*What this task involves*: Would you extract the whole listing below and retype it exactly?

(Dataset records)
========================

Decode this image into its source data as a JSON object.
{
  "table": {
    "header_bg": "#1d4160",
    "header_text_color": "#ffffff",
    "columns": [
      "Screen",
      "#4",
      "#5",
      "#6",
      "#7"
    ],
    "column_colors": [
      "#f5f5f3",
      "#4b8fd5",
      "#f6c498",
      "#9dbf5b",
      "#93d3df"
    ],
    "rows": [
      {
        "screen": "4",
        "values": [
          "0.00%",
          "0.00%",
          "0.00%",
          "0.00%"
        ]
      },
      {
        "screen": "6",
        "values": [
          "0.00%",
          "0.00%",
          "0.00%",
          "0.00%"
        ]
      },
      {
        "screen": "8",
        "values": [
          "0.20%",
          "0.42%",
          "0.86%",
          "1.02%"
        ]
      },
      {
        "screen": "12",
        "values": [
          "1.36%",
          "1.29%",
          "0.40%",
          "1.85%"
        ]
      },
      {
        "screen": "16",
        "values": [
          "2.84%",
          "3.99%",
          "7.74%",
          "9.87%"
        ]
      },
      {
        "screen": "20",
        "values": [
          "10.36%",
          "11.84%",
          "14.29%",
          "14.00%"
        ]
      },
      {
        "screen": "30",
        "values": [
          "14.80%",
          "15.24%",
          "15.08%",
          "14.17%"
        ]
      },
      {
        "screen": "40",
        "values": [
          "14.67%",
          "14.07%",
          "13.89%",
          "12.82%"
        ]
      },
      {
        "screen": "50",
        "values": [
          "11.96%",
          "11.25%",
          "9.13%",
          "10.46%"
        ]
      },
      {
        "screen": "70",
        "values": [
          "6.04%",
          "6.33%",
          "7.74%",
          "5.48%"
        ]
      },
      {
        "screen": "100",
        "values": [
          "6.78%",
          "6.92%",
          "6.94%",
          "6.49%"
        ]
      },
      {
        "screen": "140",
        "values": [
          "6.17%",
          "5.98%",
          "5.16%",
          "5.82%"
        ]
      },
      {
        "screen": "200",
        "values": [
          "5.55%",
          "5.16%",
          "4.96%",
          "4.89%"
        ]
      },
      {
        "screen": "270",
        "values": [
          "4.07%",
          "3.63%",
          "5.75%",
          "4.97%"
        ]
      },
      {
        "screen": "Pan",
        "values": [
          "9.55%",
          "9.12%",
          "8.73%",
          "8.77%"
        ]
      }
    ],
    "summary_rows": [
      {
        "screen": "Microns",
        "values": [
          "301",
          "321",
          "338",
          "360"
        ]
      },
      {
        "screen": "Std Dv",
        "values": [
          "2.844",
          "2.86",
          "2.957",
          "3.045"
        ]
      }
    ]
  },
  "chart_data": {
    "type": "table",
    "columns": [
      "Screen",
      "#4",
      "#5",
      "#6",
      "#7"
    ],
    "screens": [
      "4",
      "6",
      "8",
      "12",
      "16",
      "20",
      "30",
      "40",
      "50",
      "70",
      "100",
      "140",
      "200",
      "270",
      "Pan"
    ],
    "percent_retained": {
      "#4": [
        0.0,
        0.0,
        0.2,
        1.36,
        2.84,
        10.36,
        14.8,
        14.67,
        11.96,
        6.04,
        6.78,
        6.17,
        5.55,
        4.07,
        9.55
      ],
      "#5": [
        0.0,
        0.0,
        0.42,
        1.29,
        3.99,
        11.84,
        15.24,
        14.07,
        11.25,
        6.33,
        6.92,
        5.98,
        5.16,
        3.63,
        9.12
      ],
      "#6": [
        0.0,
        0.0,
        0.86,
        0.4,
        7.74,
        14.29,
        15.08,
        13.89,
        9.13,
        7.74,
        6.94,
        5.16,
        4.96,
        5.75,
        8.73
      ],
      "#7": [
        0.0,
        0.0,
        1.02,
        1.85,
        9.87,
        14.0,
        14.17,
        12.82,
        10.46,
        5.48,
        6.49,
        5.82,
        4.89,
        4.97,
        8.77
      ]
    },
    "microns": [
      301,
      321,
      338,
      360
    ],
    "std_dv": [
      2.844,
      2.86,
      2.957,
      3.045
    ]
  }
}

========================

*Result of this task*:
Decode this image into its source data as a JSON object.
{
  "table": {
    "header_bg": "#1d4160",
    "header_text_color": "#ffffff",
    "columns": [
      "Screen",
      "#4",
      "#5",
      "#6",
      "#7"
    ],
    "column_colors": [
      "#f5f5f3",
      "#4b8fd5",
      "#f6c498",
      "#9dbf5b",
      "#93d3df"
    ],
    "rows": [
      {
        "screen": "4",
        "values": [
          "0.00%",
          "0.00%",
          "0.00%",
          "0.00%"
        ]
      },
      {
        "screen": "6",
        "values": [
          "0.00%",
          "0.00%",
          "0.00%",
          "0.00%"
        ]
      },
      {
        "screen": "8",
        "values": [
          "0.20%",
          "0.42%",
          "0.86%",
          "1.02%"
        ]
      },
      {
        "screen": "12",
        "values": [
          "1.36%",
          "1.29%",
          "0.40%",
          "1.85%"
        ]
      },
      {
        "screen": "16",
        "values": [
          "2.84%",
          "3.99%",
          "7.74%",
          "9.87%"
        ]
      },
      {
        "screen": "20",
        "values": [
          "10.36%",
          "11.84%",
          "14.29%",
          "14.00%"
        ]
      },
      {
        "screen": "30",
        "values": [
          "14.80%",
          "15.24%",
          "15.08%",
          "14.17%"
        ]
      },
      {
        "screen": "40",
        "values": [
          "14.67%",
          "14.07%",
          "13.89%",
          "12.82%"
        ]
      },
      {
        "screen": "50",
        "values": [
          "11.96%",
          "11.25%",
          "9.13%",
          "10.46%"
        ]
      },
      {
        "screen": "70",
        "values": [
          "6.04%",
          "6.33%",
          "7.74%",
          "5.48%"
        ]
      },
      {
        "screen": "100",
        "values": [
          "6.78%",
          "6.92%",
          "6.94%",
          "6.49%"
        ]
      },
      {
        "screen": "140",
        "values": [
          "6.17%",
          "5.98%",
          "5.16%",
          "5.82%"
        ]
      },
      {
        "screen": "200",
        "values": [
          "5.55%",
          "5.16%",
          "4.96%",
          "4.89%"
        ]
      },
      {
        "screen": "270",
        "values": [
          "4.07%",
          "3.63%",
          "5.75%",
          "4.97%"
        ]
      },
      {
        "screen": "Pan",
        "values": [
          "9.55%",
          "9.12%",
          "8.73%",
          "8.77%"
        ]
      }
    ],
    "summary_rows": [
      {
        "screen": "Microns",
        "values": [
          "301",
          "321",
          "338",
          "360"
        ]
      },
      {
        "screen": "Std Dv",
        "values": [
          "2.844",
          "2.86",
          "2.957",
          "3.045"
        ]
      }
    ]
  },
  "chart_data": {
    "type": "table",
    "columns": [
      "Screen",
      "#4",
      "#5",
      "#6",
      "#7"
    ],
    "screens": [
      "4",
      "6",
      "8",
      "12",
      "16",
      "20",
      "30",
      "40",
      "50",
      "70",
      "100",
      "140",
      "200",
      "270",
      "Pan"
    ],
    "percent_retained": {
      "#4": [
        0.0,
        0.0,
        0.2,
        1.36,
        2.84,
        10.36,
        14.8,
        14.67,
        11.96,
        6.04,
        6.78,
        6.17,
        5.55,
        4.07,
        9.55
      ],
      "#5": [
        0.0,
        0.0,
        0.42,
        1.29,
        3.99,
        11.84,
        15.24,
        14.07,
        11.25,
        6.33,
        6.92,
        5.98,
        5.16,
        3.63,
        9.12
      ],
      "#6": [
        0.0,
        0.0,
        0.86,
        0.4,
        7.74,
        14.29,
        15.08,
        13.89,
        9.13,
        7.74,
        6.94,
        5.16,
        4.96,
        5.75,
        8.73
      ],
      "#7": [
        0.0,
        0.0,
        1.02,
        1.85,
        9.87,
        14.0,
        14.17,
        12.82,
        10.46,
        5.48,
        6.49,
        5.82,
        4.89,
        4.97,
        8.77
      ]
    },
    "microns": [
      301,
      321,
      338,
      360
    ],
    "std_dv": [
      2.844,
      2.86,
      2.957,
      3.045
    ]
  }
}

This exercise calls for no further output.